#### Records supplied
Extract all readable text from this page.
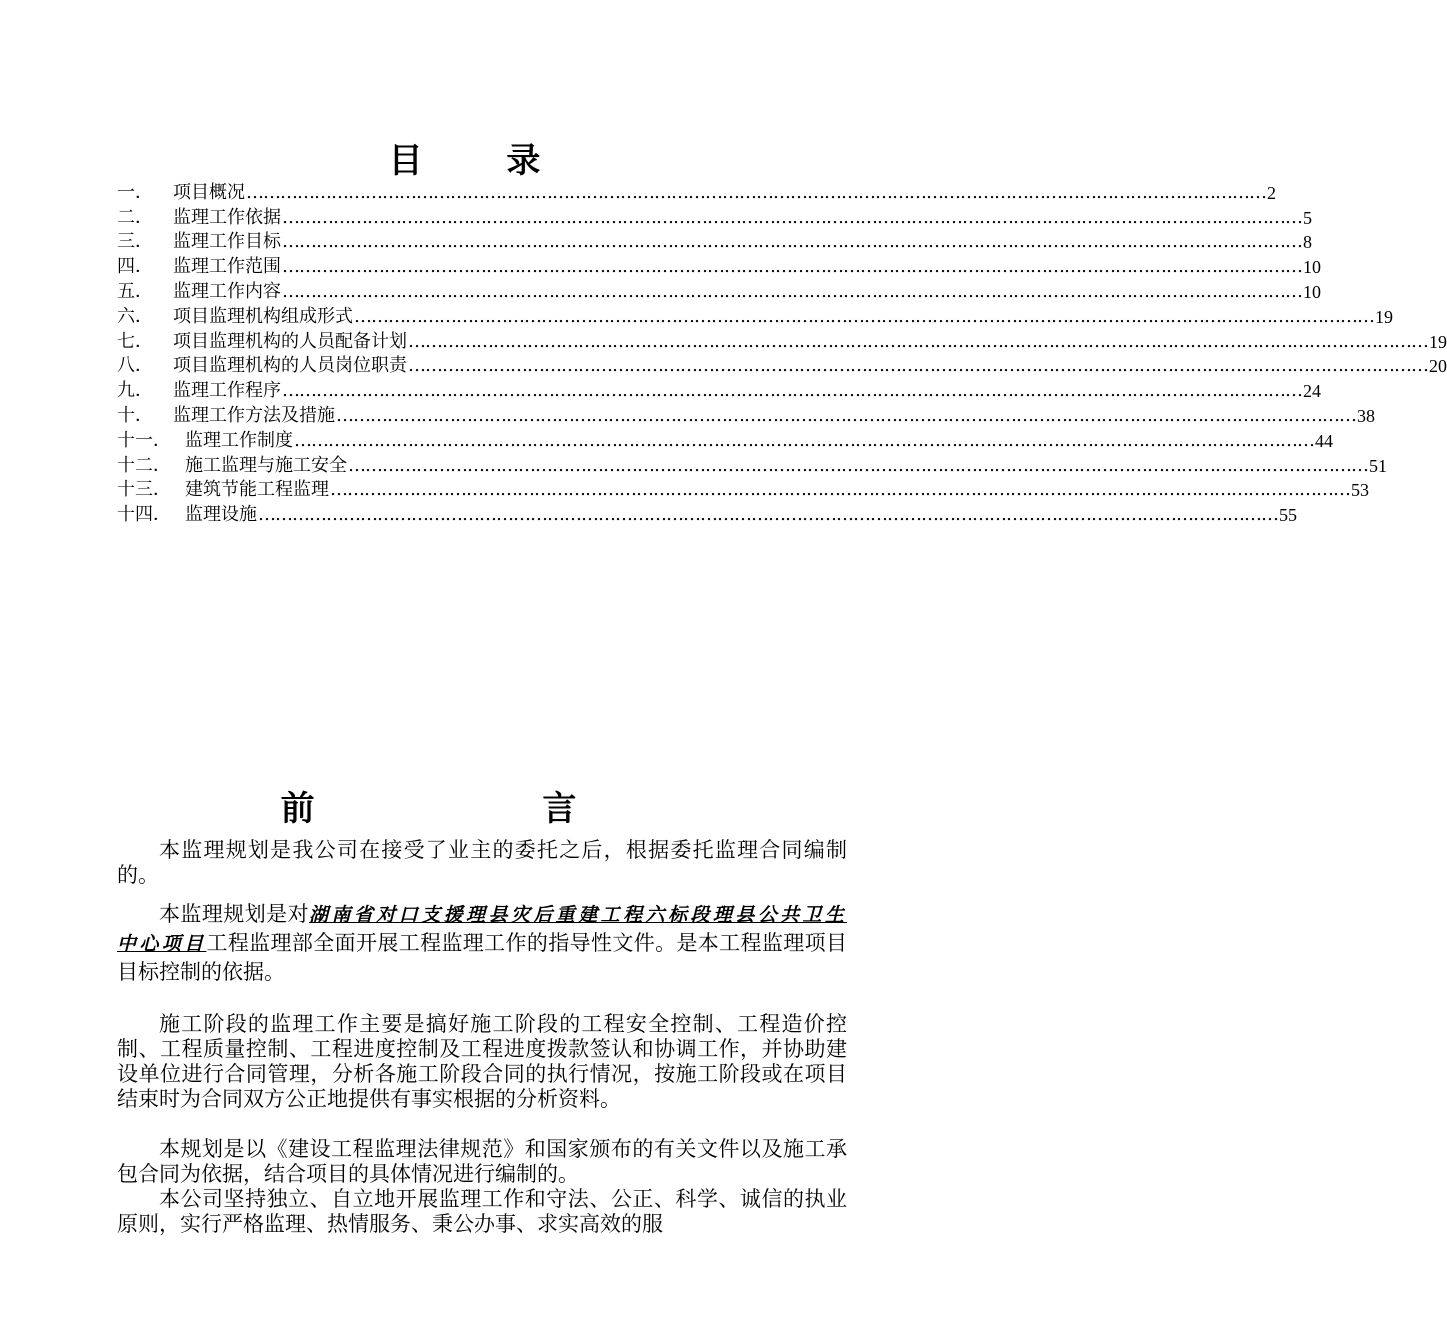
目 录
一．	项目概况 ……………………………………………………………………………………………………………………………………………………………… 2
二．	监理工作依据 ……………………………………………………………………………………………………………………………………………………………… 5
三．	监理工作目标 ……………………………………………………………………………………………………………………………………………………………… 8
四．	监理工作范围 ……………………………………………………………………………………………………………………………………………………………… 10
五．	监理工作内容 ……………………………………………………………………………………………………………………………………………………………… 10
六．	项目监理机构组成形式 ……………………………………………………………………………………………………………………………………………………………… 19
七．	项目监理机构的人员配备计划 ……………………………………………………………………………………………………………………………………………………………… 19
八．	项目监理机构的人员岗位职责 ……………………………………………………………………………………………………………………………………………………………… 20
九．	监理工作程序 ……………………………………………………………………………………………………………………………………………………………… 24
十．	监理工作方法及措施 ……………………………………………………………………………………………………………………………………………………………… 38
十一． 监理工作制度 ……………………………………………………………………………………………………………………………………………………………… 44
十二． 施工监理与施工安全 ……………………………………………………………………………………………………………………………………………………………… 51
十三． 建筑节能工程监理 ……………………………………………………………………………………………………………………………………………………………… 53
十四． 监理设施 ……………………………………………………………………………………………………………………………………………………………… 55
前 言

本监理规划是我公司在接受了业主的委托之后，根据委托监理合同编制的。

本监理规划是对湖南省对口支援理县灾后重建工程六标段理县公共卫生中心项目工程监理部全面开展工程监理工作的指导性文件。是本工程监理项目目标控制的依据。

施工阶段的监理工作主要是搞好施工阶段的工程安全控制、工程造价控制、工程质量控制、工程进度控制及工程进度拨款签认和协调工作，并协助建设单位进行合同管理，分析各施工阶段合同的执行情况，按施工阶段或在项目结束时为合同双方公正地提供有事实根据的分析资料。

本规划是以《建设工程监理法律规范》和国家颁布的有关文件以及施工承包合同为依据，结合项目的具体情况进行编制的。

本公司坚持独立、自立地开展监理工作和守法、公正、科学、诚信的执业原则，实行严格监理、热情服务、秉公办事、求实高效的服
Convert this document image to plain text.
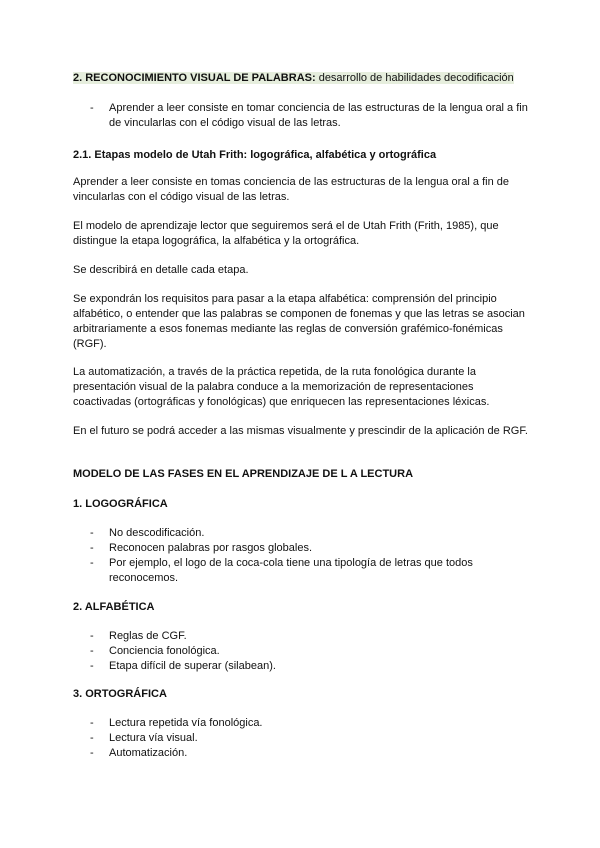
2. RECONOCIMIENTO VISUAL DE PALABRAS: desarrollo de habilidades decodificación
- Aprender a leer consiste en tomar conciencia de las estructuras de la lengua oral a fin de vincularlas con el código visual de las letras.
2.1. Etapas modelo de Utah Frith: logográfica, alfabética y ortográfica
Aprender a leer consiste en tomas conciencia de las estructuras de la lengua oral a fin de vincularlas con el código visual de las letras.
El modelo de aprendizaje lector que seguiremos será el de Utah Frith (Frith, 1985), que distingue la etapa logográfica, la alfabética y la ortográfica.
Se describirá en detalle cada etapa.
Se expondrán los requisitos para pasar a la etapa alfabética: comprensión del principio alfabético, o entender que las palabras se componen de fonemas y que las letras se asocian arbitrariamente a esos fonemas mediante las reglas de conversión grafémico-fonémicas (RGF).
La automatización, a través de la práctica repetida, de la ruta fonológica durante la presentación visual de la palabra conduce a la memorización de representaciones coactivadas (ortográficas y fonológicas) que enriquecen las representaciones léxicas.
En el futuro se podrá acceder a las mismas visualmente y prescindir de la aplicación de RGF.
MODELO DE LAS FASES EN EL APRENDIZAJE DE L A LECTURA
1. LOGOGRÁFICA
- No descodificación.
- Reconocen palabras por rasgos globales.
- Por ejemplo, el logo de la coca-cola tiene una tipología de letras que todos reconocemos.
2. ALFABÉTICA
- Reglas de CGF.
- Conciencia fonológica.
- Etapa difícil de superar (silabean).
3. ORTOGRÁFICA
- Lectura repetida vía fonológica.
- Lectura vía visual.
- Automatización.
########
#### Records supplied
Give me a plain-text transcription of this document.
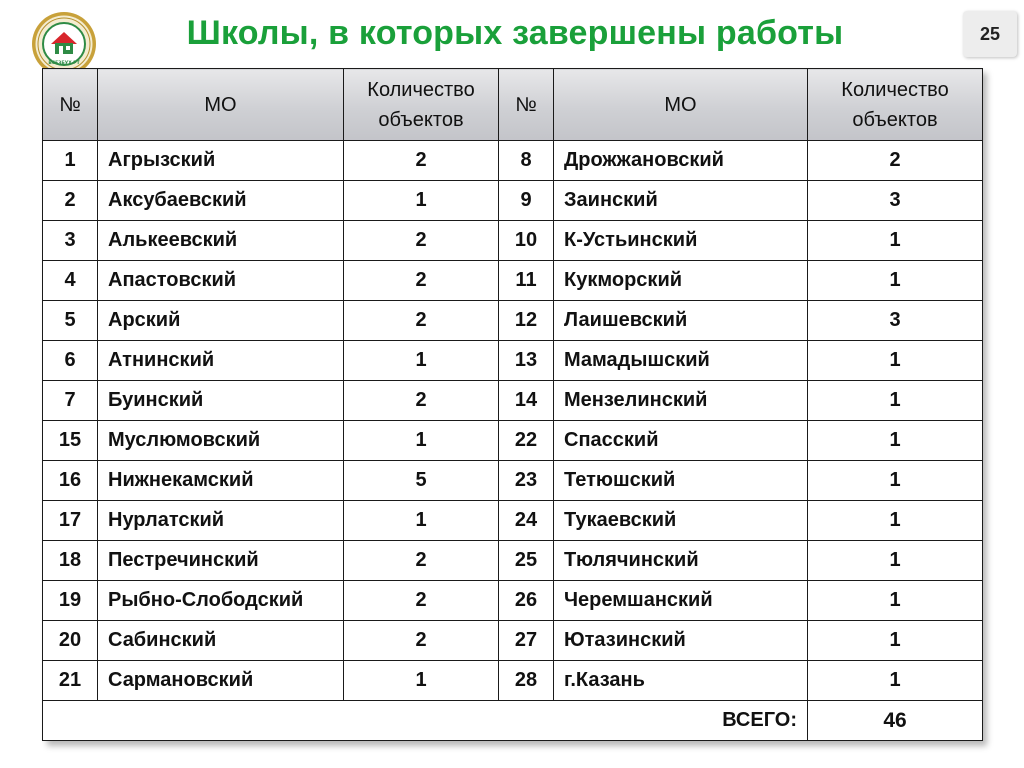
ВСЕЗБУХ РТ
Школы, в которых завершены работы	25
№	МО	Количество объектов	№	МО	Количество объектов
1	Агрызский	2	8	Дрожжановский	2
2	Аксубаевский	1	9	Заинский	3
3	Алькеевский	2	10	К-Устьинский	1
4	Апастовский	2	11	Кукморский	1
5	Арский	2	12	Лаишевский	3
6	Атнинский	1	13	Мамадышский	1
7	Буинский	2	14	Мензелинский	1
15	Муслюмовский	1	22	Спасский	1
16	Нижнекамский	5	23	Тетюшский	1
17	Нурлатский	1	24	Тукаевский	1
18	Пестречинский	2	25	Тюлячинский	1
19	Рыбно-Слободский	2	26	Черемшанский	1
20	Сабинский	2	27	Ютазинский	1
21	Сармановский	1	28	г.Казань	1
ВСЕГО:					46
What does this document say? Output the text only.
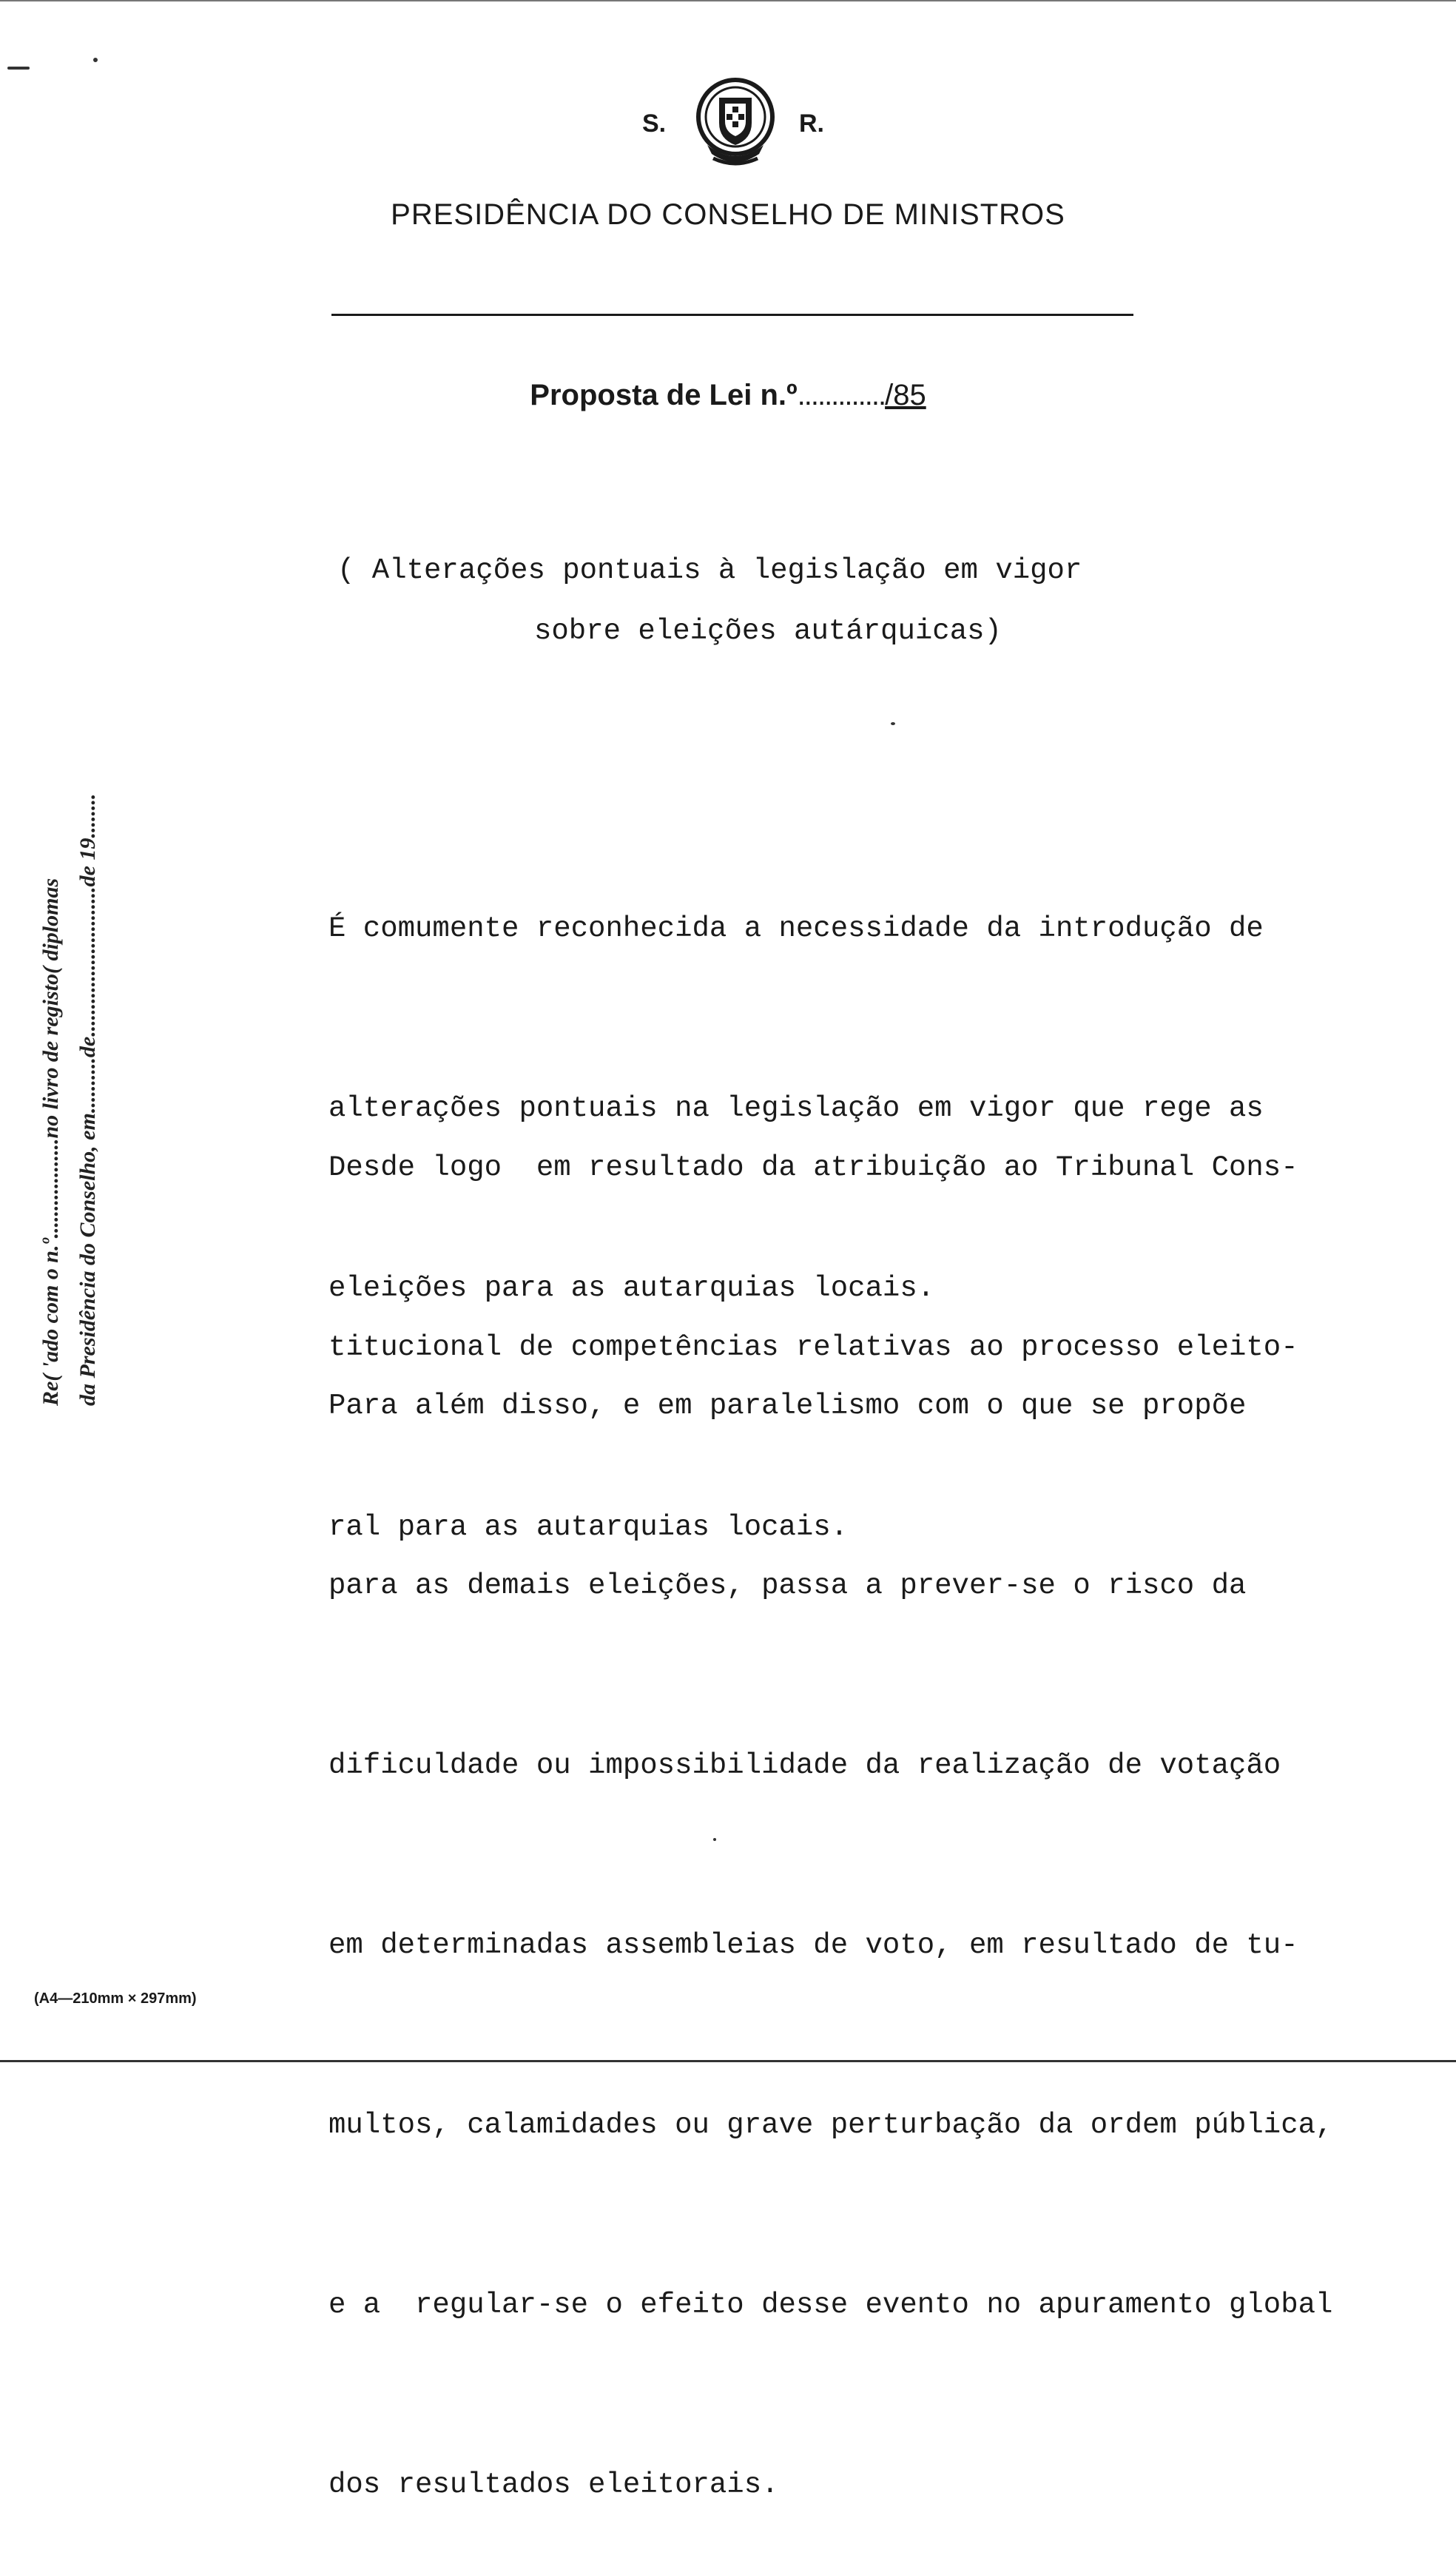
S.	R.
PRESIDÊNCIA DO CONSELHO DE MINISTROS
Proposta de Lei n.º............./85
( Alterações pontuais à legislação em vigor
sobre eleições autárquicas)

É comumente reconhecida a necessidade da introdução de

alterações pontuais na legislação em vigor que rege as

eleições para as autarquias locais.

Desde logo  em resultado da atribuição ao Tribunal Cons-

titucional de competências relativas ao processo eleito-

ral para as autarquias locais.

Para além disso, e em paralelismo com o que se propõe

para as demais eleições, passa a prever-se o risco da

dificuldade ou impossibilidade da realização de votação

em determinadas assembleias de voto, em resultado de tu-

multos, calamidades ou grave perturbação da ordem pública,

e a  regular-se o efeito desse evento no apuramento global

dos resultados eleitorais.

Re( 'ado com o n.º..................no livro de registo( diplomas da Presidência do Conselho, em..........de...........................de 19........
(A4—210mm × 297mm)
########
What is the number of lines that hold the string "leer"? Give it alone.

▶ _Response_
2